List, from the lines below, each one with "通过学习化学" in it.
======== MATERIAL PROVIDED
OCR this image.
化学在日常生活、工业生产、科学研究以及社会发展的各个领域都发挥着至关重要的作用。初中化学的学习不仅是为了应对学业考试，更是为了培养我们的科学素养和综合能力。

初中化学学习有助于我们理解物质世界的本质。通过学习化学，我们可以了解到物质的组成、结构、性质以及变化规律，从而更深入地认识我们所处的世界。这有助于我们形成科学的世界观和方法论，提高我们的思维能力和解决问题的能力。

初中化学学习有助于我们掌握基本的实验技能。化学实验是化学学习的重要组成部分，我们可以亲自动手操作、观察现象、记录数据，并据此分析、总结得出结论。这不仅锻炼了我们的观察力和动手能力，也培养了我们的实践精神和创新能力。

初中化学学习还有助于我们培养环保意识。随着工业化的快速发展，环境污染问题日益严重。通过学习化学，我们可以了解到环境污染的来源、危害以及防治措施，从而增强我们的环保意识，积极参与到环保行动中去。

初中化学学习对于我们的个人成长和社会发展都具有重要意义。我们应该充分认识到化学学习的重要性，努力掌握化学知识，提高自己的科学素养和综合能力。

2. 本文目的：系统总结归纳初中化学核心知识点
================
EXERCISE ANSWER:
初中化学学习有助于我们理解物质世界的本质。通过学习化学，我们可以了解到物质的组成、结构、性质以及变化规律，从而更深入地认识我们所处的世界。这有助于我们形成科学的世界观和方法论，提高我们的思维能力和解决问题的能力。
初中化学学习还有助于我们培养环保意识。随着工业化的快速发展，环境污染问题日益严重。通过学习化学，我们可以了解到环境污染的来源、危害以及防治措施，从而增强我们的环保意识，积极参与到环保行动中去。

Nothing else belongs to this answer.